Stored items
========

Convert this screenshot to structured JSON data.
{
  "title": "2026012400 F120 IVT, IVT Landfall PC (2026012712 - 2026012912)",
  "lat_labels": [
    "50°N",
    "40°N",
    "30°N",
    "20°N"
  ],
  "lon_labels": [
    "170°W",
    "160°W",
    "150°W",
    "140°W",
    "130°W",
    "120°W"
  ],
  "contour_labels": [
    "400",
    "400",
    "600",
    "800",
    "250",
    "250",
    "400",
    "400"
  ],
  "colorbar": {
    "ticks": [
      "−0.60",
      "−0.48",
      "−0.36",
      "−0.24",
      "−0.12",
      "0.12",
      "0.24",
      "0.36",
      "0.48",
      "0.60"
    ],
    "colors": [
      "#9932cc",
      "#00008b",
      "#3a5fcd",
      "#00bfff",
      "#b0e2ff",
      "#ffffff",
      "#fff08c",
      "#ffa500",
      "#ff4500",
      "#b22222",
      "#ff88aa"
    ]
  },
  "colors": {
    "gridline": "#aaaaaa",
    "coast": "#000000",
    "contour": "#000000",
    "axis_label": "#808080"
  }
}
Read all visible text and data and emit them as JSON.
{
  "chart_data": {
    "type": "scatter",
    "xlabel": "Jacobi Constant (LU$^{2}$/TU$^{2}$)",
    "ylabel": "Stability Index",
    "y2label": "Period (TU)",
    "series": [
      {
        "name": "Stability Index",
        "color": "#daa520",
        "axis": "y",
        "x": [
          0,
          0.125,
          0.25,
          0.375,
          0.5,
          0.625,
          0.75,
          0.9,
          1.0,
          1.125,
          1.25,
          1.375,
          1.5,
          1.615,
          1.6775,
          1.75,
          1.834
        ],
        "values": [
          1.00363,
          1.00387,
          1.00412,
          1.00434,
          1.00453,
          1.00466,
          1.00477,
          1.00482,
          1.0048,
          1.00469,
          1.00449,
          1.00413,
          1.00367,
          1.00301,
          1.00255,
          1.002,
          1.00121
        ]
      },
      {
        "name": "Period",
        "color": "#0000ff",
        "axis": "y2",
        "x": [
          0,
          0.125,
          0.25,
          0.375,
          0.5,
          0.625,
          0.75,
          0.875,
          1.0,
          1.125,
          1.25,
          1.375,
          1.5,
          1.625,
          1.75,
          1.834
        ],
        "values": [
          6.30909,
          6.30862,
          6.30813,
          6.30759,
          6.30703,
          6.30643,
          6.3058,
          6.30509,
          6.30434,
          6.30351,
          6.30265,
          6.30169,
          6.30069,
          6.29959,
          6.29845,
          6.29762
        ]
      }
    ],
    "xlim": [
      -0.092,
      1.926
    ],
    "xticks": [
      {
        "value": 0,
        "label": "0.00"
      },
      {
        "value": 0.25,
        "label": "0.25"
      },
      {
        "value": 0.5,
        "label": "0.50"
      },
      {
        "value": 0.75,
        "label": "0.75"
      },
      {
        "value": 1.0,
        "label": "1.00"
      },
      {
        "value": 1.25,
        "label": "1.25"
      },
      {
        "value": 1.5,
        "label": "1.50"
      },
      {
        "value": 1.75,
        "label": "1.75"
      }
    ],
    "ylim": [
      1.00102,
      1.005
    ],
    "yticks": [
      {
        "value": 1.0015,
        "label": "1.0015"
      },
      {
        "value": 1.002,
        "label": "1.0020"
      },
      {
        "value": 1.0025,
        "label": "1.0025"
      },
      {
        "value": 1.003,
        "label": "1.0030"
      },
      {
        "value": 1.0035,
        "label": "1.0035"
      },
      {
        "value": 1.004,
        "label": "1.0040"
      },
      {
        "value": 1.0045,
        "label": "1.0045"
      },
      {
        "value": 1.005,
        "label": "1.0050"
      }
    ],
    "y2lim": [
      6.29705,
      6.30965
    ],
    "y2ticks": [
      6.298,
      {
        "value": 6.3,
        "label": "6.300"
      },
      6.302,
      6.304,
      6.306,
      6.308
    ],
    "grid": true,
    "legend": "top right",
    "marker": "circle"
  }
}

========

■ EXERCISE PROMPT
Reproduce the data, keeping every line exactly the same.

■ FINISHED TASK
Convert this screenshot to structured JSON data.
{
  "title": "2026012400 F120 IVT, IVT Landfall PC (2026012712 - 2026012912)",
  "lat_labels": [
    "50°N",
    "40°N",
    "30°N",
    "20°N"
  ],
  "lon_labels": [
    "170°W",
    "160°W",
    "150°W",
    "140°W",
    "130°W",
    "120°W"
  ],
  "contour_labels": [
    "400",
    "400",
    "600",
    "800",
    "250",
    "250",
    "400",
    "400"
  ],
  "colorbar": {
    "ticks": [
      "−0.60",
      "−0.48",
      "−0.36",
      "−0.24",
      "−0.12",
      "0.12",
      "0.24",
      "0.36",
      "0.48",
      "0.60"
    ],
    "colors": [
      "#9932cc",
      "#00008b",
      "#3a5fcd",
      "#00bfff",
      "#b0e2ff",
      "#ffffff",
      "#fff08c",
      "#ffa500",
      "#ff4500",
      "#b22222",
      "#ff88aa"
    ]
  },
  "colors": {
    "gridline": "#aaaaaa",
    "coast": "#000000",
    "contour": "#000000",
    "axis_label": "#808080"
  }
}
Read all visible text and data and emit them as JSON.
{
  "chart_data": {
    "type": "scatter",
    "xlabel": "Jacobi Constant (LU$^{2}$/TU$^{2}$)",
    "ylabel": "Stability Index",
    "y2label": "Period (TU)",
    "series": [
      {
        "name": "Stability Index",
        "color": "#daa520",
        "axis": "y",
        "x": [
          0,
          0.125,
          0.25,
          0.375,
          0.5,
          0.625,
          0.75,
          0.9,
          1.0,
          1.125,
          1.25,
          1.375,
          1.5,
          1.615,
          1.6775,
          1.75,
          1.834
        ],
        "values": [
          1.00363,
          1.00387,
          1.00412,
          1.00434,
          1.00453,
          1.00466,
          1.00477,
          1.00482,
          1.0048,
          1.00469,
          1.00449,
          1.00413,
          1.00367,
          1.00301,
          1.00255,
          1.002,
          1.00121
        ]
      },
      {
        "name": "Period",
        "color": "#0000ff",
        "axis": "y2",
        "x": [
          0,
          0.125,
          0.25,
          0.375,
          0.5,
          0.625,
          0.75,
          0.875,
          1.0,
          1.125,
          1.25,
          1.375,
          1.5,
          1.625,
          1.75,
          1.834
        ],
        "values": [
          6.30909,
          6.30862,
          6.30813,
          6.30759,
          6.30703,
          6.30643,
          6.3058,
          6.30509,
          6.30434,
          6.30351,
          6.30265,
          6.30169,
          6.30069,
          6.29959,
          6.29845,
          6.29762
        ]
      }
    ],
    "xlim": [
      -0.092,
      1.926
    ],
    "xticks": [
      {
        "value": 0,
        "label": "0.00"
      },
      {
        "value": 0.25,
        "label": "0.25"
      },
      {
        "value": 0.5,
        "label": "0.50"
      },
      {
        "value": 0.75,
        "label": "0.75"
      },
      {
        "value": 1.0,
        "label": "1.00"
      },
      {
        "value": 1.25,
        "label": "1.25"
      },
      {
        "value": 1.5,
        "label": "1.50"
      },
      {
        "value": 1.75,
        "label": "1.75"
      }
    ],
    "ylim": [
      1.00102,
      1.005
    ],
    "yticks": [
      {
        "value": 1.0015,
        "label": "1.0015"
      },
      {
        "value": 1.002,
        "label": "1.0020"
      },
      {
        "value": 1.0025,
        "label": "1.0025"
      },
      {
        "value": 1.003,
        "label": "1.0030"
      },
      {
        "value": 1.0035,
        "label": "1.0035"
      },
      {
        "value": 1.004,
        "label": "1.0040"
      },
      {
        "value": 1.0045,
        "label": "1.0045"
      },
      {
        "value": 1.005,
        "label": "1.0050"
      }
    ],
    "y2lim": [
      6.29705,
      6.30965
    ],
    "y2ticks": [
      6.298,
      {
        "value": 6.3,
        "label": "6.300"
      },
      6.302,
      6.304,
      6.306,
      6.308
    ],
    "grid": true,
    "legend": "top right",
    "marker": "circle"
  }
}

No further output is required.